(Items from a dataset)
▬▬▬▬▬▬▬▬▬▬

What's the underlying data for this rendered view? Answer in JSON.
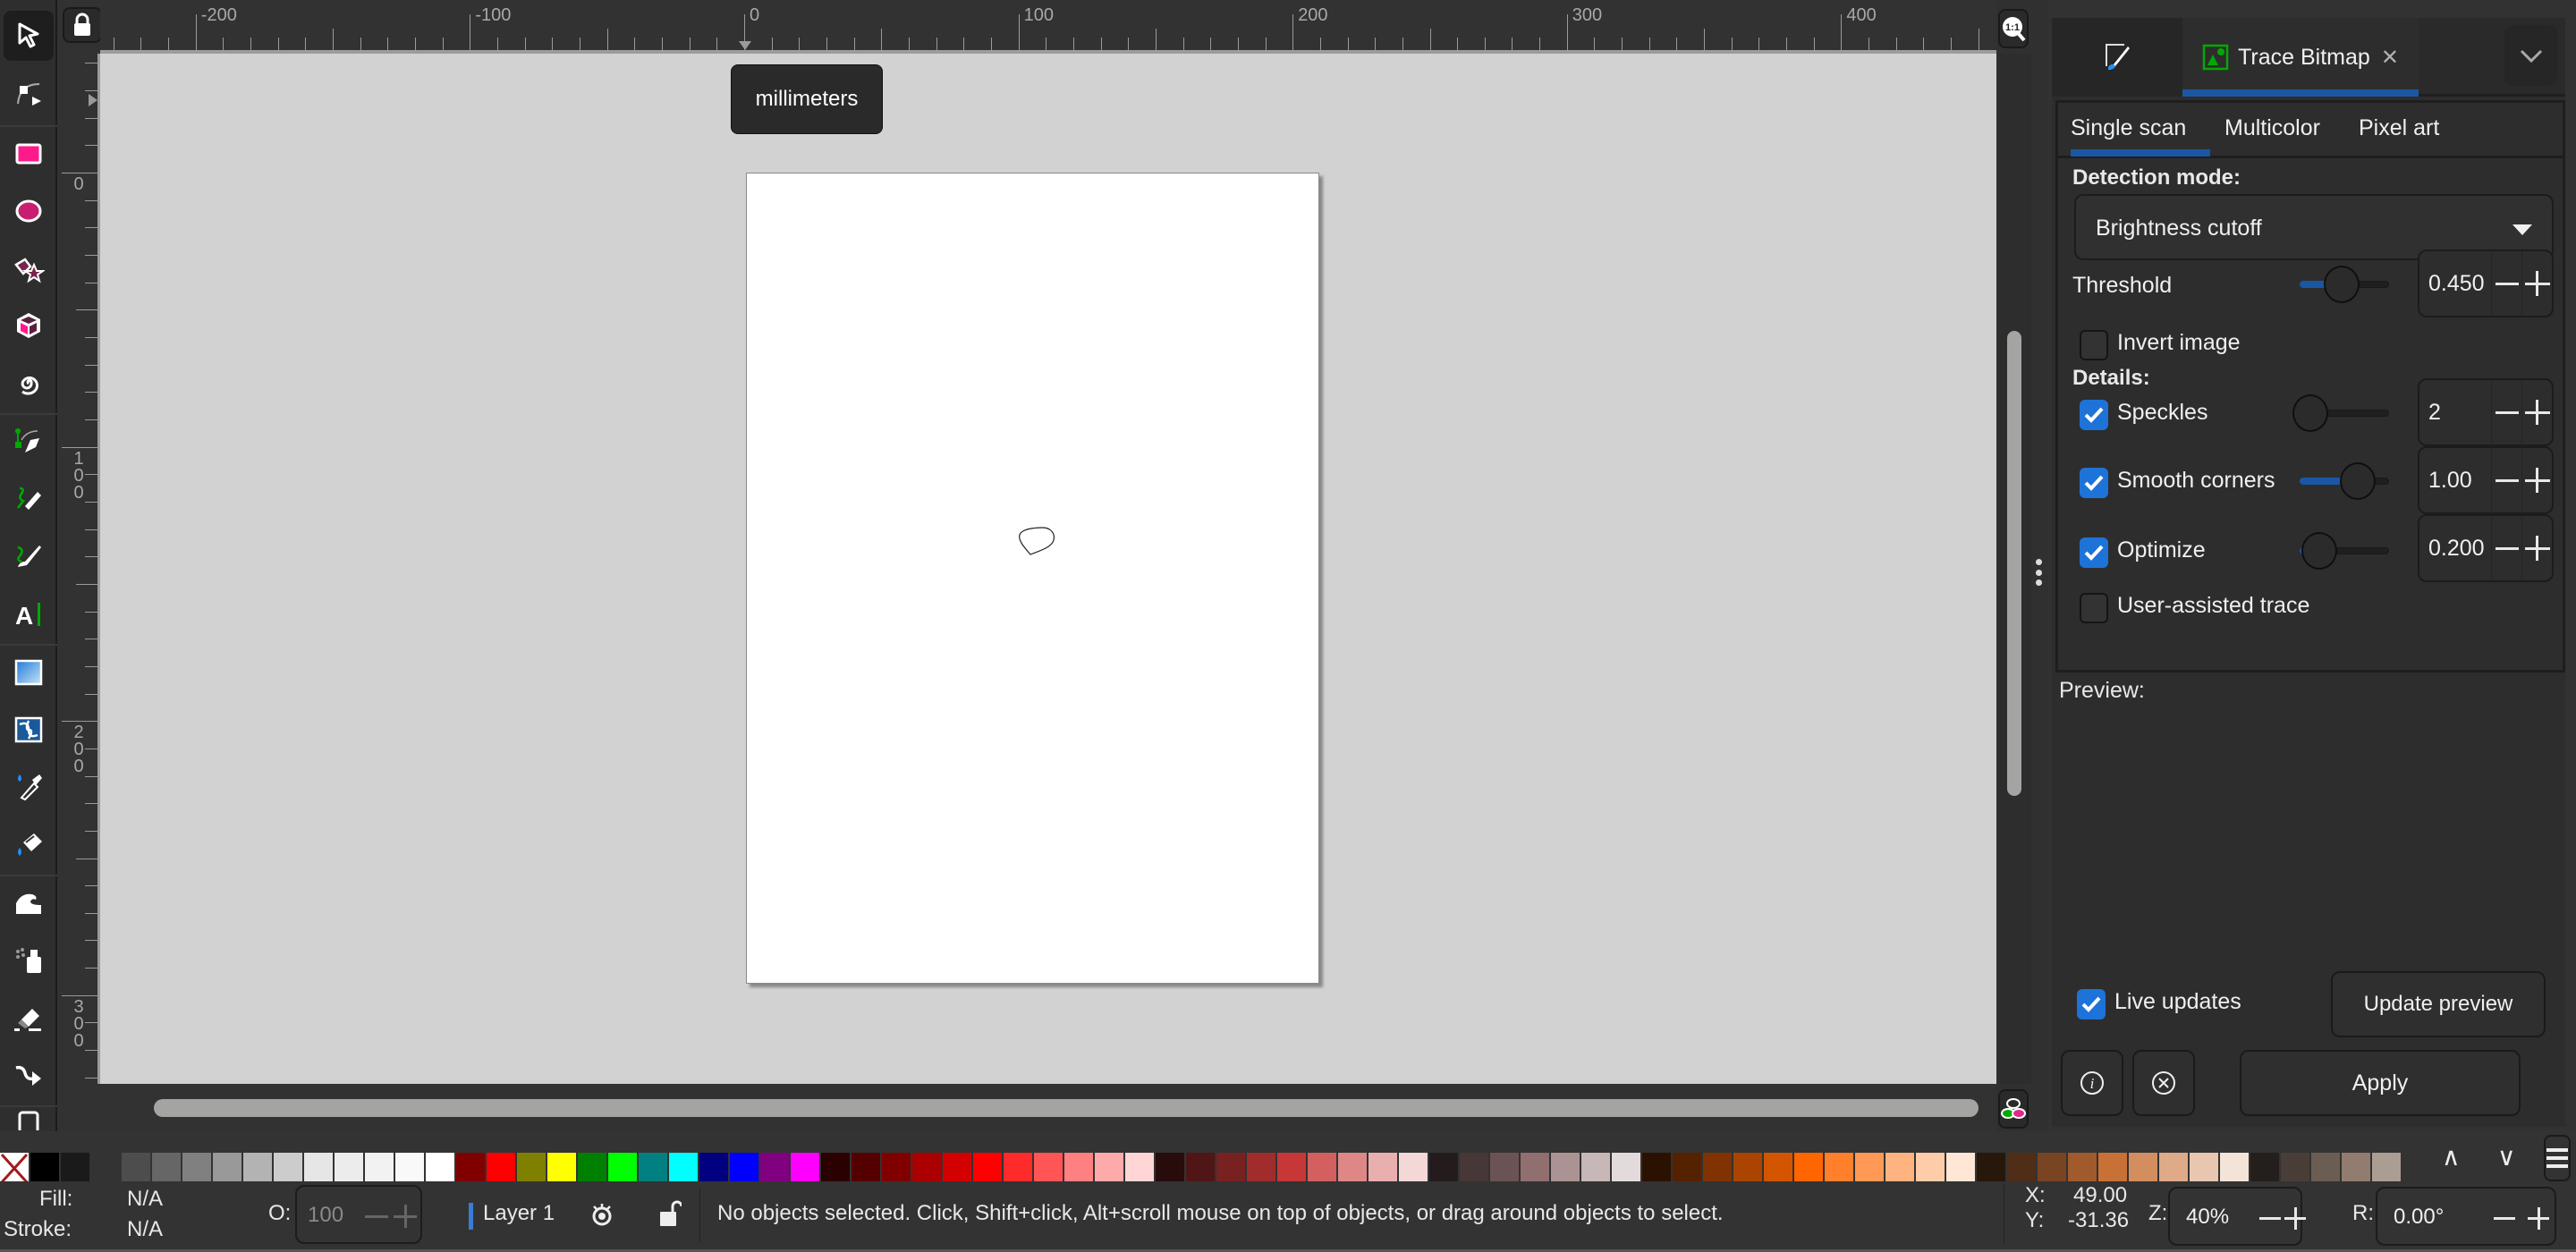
{
  "toolbox": {
    "tools": [
      {
        "name": "selector-tool",
        "icon": "arrow-cursor-icon",
        "active": true
      },
      {
        "name": "node-tool",
        "icon": "node-edit-icon"
      },
      {
        "name": "rectangle-tool",
        "icon": "rectangle-icon"
      },
      {
        "name": "ellipse-tool",
        "icon": "ellipse-icon"
      },
      {
        "name": "star-polygon-tool",
        "icon": "star-polygon-icon"
      },
      {
        "name": "3d-box-tool",
        "icon": "cube-icon"
      },
      {
        "name": "spiral-tool",
        "icon": "spiral-icon"
      },
      {
        "name": "pen-tool",
        "icon": "pen-bezier-icon"
      },
      {
        "name": "pencil-tool",
        "icon": "pencil-icon"
      },
      {
        "name": "calligraphy-tool",
        "icon": "calligraphy-brush-icon"
      },
      {
        "name": "text-tool",
        "icon": "text-icon"
      },
      {
        "name": "gradient-tool",
        "icon": "gradient-icon"
      },
      {
        "name": "mesh-tool",
        "icon": "mesh-icon"
      },
      {
        "name": "dropper-tool",
        "icon": "eyedropper-icon"
      },
      {
        "name": "paint-bucket-tool",
        "icon": "paint-bucket-icon"
      },
      {
        "name": "tweak-tool",
        "icon": "tweak-wave-icon"
      },
      {
        "name": "spray-tool",
        "icon": "spray-can-icon"
      },
      {
        "name": "eraser-tool",
        "icon": "eraser-icon"
      },
      {
        "name": "connector-tool",
        "icon": "connector-icon"
      },
      {
        "name": "pages-tool",
        "icon": "pages-icon"
      }
    ]
  },
  "rulers": {
    "unit_tooltip": "millimeters",
    "horizontal_labels": [
      "-200",
      "-100",
      "0",
      "100",
      "200",
      "300",
      "400"
    ],
    "vertical_labels": [
      "0",
      "100",
      "200",
      "300"
    ]
  },
  "canvas": {
    "zoom_1to1_label": "1:1"
  },
  "dock": {
    "tabs": [
      {
        "label": "Fill and Stroke",
        "icon": "fill-stroke-brush-icon"
      },
      {
        "label": "Trace Bitmap",
        "icon": "trace-bitmap-icon",
        "active": true
      }
    ],
    "trace": {
      "mode_tabs": [
        "Single scan",
        "Multicolor",
        "Pixel art"
      ],
      "active_mode_tab": "Single scan",
      "detection_mode_label": "Detection mode:",
      "detection_mode_value": "Brightness cutoff",
      "threshold": {
        "label": "Threshold",
        "value": "0.450",
        "slider_fraction": 0.45
      },
      "invert_image": {
        "label": "Invert image",
        "checked": false
      },
      "details_label": "Details:",
      "speckles": {
        "label": "Speckles",
        "checked": true,
        "value": "2",
        "slider_fraction": 0.0
      },
      "smooth_corners": {
        "label": "Smooth corners",
        "checked": true,
        "value": "1.00",
        "slider_fraction": 0.75
      },
      "optimize": {
        "label": "Optimize",
        "checked": true,
        "value": "0.200",
        "slider_fraction": 0.04
      },
      "user_assisted": {
        "label": "User-assisted trace",
        "checked": false
      },
      "preview_label": "Preview:",
      "live_updates": {
        "label": "Live updates",
        "checked": true
      },
      "update_preview_label": "Update preview",
      "apply_label": "Apply"
    }
  },
  "palette": {
    "none_swatch": "none",
    "colors": [
      "#000000",
      "#1a1a1a",
      "#333333",
      "#4d4d4d",
      "#666666",
      "#808080",
      "#999999",
      "#b3b3b3",
      "#cccccc",
      "#e6e6e6",
      "#ececec",
      "#f2f2f2",
      "#f9f9f9",
      "#ffffff",
      "#800000",
      "#ff0000",
      "#808000",
      "#ffff00",
      "#008000",
      "#00ff00",
      "#008080",
      "#00ffff",
      "#000080",
      "#0000ff",
      "#800080",
      "#ff00ff",
      "#2b0000",
      "#550000",
      "#800000",
      "#aa0000",
      "#d40000",
      "#ff0000",
      "#ff2a2a",
      "#ff5555",
      "#ff8080",
      "#ffaaaa",
      "#ffd5d5",
      "#280b0b",
      "#501616",
      "#782121",
      "#a02c2c",
      "#c83737",
      "#d35f5f",
      "#de8787",
      "#e9afaf",
      "#f4d7d7",
      "#241c1c",
      "#483737",
      "#6c5353",
      "#916f6f",
      "#ac9393",
      "#c8b7b7",
      "#e3dbdb",
      "#2b1100",
      "#552200",
      "#803300",
      "#aa4400",
      "#d45500",
      "#ff6600",
      "#ff7f2a",
      "#ff9955",
      "#ffb380",
      "#ffccaa",
      "#ffe6d5",
      "#28170b",
      "#502d16",
      "#784421",
      "#a05a2c",
      "#c87137",
      "#d38d5f",
      "#deaa87",
      "#e9c6af",
      "#f4e3d7",
      "#241f1c",
      "#483e37",
      "#6c5d53",
      "#917c6f",
      "#ac9d93"
    ]
  },
  "statusbar": {
    "fill_label": "Fill:",
    "fill_value": "N/A",
    "stroke_label": "Stroke:",
    "stroke_value": "N/A",
    "opacity_label": "O:",
    "opacity_value": "100",
    "layer_name": "Layer 1",
    "message": "No objects selected. Click, Shift+click, Alt+scroll mouse on top of objects, or drag around objects to select.",
    "x_label": "X:",
    "x_value": "49.00",
    "y_label": "Y:",
    "y_value": "-31.36",
    "zoom_label": "Z:",
    "zoom_value": "40%",
    "rotation_label": "R:",
    "rotation_value": "0.00°"
  }
}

▬▬▬▬▬▬▬▬▬▬

◆ **REQUIREMENTS**:
Repeat the material above in full and exactly, apart from the pictures.

◆ **ANSWER TO THE TASK**:
What's the underlying data for this rendered view? Answer in JSON.
{
  "toolbox": {
    "tools": [
      {
        "name": "selector-tool",
        "icon": "arrow-cursor-icon",
        "active": true
      },
      {
        "name": "node-tool",
        "icon": "node-edit-icon"
      },
      {
        "name": "rectangle-tool",
        "icon": "rectangle-icon"
      },
      {
        "name": "ellipse-tool",
        "icon": "ellipse-icon"
      },
      {
        "name": "star-polygon-tool",
        "icon": "star-polygon-icon"
      },
      {
        "name": "3d-box-tool",
        "icon": "cube-icon"
      },
      {
        "name": "spiral-tool",
        "icon": "spiral-icon"
      },
      {
        "name": "pen-tool",
        "icon": "pen-bezier-icon"
      },
      {
        "name": "pencil-tool",
        "icon": "pencil-icon"
      },
      {
        "name": "calligraphy-tool",
        "icon": "calligraphy-brush-icon"
      },
      {
        "name": "text-tool",
        "icon": "text-icon"
      },
      {
        "name": "gradient-tool",
        "icon": "gradient-icon"
      },
      {
        "name": "mesh-tool",
        "icon": "mesh-icon"
      },
      {
        "name": "dropper-tool",
        "icon": "eyedropper-icon"
      },
      {
        "name": "paint-bucket-tool",
        "icon": "paint-bucket-icon"
      },
      {
        "name": "tweak-tool",
        "icon": "tweak-wave-icon"
      },
      {
        "name": "spray-tool",
        "icon": "spray-can-icon"
      },
      {
        "name": "eraser-tool",
        "icon": "eraser-icon"
      },
      {
        "name": "connector-tool",
        "icon": "connector-icon"
      },
      {
        "name": "pages-tool",
        "icon": "pages-icon"
      }
    ]
  },
  "rulers": {
    "unit_tooltip": "millimeters",
    "horizontal_labels": [
      "-200",
      "-100",
      "0",
      "100",
      "200",
      "300",
      "400"
    ],
    "vertical_labels": [
      "0",
      "100",
      "200",
      "300"
    ]
  },
  "canvas": {
    "zoom_1to1_label": "1:1"
  },
  "dock": {
    "tabs": [
      {
        "label": "Fill and Stroke",
        "icon": "fill-stroke-brush-icon"
      },
      {
        "label": "Trace Bitmap",
        "icon": "trace-bitmap-icon",
        "active": true
      }
    ],
    "trace": {
      "mode_tabs": [
        "Single scan",
        "Multicolor",
        "Pixel art"
      ],
      "active_mode_tab": "Single scan",
      "detection_mode_label": "Detection mode:",
      "detection_mode_value": "Brightness cutoff",
      "threshold": {
        "label": "Threshold",
        "value": "0.450",
        "slider_fraction": 0.45
      },
      "invert_image": {
        "label": "Invert image",
        "checked": false
      },
      "details_label": "Details:",
      "speckles": {
        "label": "Speckles",
        "checked": true,
        "value": "2",
        "slider_fraction": 0.0
      },
      "smooth_corners": {
        "label": "Smooth corners",
        "checked": true,
        "value": "1.00",
        "slider_fraction": 0.75
      },
      "optimize": {
        "label": "Optimize",
        "checked": true,
        "value": "0.200",
        "slider_fraction": 0.04
      },
      "user_assisted": {
        "label": "User-assisted trace",
        "checked": false
      },
      "preview_label": "Preview:",
      "live_updates": {
        "label": "Live updates",
        "checked": true
      },
      "update_preview_label": "Update preview",
      "apply_label": "Apply"
    }
  },
  "palette": {
    "none_swatch": "none",
    "colors": [
      "#000000",
      "#1a1a1a",
      "#333333",
      "#4d4d4d",
      "#666666",
      "#808080",
      "#999999",
      "#b3b3b3",
      "#cccccc",
      "#e6e6e6",
      "#ececec",
      "#f2f2f2",
      "#f9f9f9",
      "#ffffff",
      "#800000",
      "#ff0000",
      "#808000",
      "#ffff00",
      "#008000",
      "#00ff00",
      "#008080",
      "#00ffff",
      "#000080",
      "#0000ff",
      "#800080",
      "#ff00ff",
      "#2b0000",
      "#550000",
      "#800000",
      "#aa0000",
      "#d40000",
      "#ff0000",
      "#ff2a2a",
      "#ff5555",
      "#ff8080",
      "#ffaaaa",
      "#ffd5d5",
      "#280b0b",
      "#501616",
      "#782121",
      "#a02c2c",
      "#c83737",
      "#d35f5f",
      "#de8787",
      "#e9afaf",
      "#f4d7d7",
      "#241c1c",
      "#483737",
      "#6c5353",
      "#916f6f",
      "#ac9393",
      "#c8b7b7",
      "#e3dbdb",
      "#2b1100",
      "#552200",
      "#803300",
      "#aa4400",
      "#d45500",
      "#ff6600",
      "#ff7f2a",
      "#ff9955",
      "#ffb380",
      "#ffccaa",
      "#ffe6d5",
      "#28170b",
      "#502d16",
      "#784421",
      "#a05a2c",
      "#c87137",
      "#d38d5f",
      "#deaa87",
      "#e9c6af",
      "#f4e3d7",
      "#241f1c",
      "#483e37",
      "#6c5d53",
      "#917c6f",
      "#ac9d93"
    ]
  },
  "statusbar": {
    "fill_label": "Fill:",
    "fill_value": "N/A",
    "stroke_label": "Stroke:",
    "stroke_value": "N/A",
    "opacity_label": "O:",
    "opacity_value": "100",
    "layer_name": "Layer 1",
    "message": "No objects selected. Click, Shift+click, Alt+scroll mouse on top of objects, or drag around objects to select.",
    "x_label": "X:",
    "x_value": "49.00",
    "y_label": "Y:",
    "y_value": "-31.36",
    "zoom_label": "Z:",
    "zoom_value": "40%",
    "rotation_label": "R:",
    "rotation_value": "0.00°"
  }
}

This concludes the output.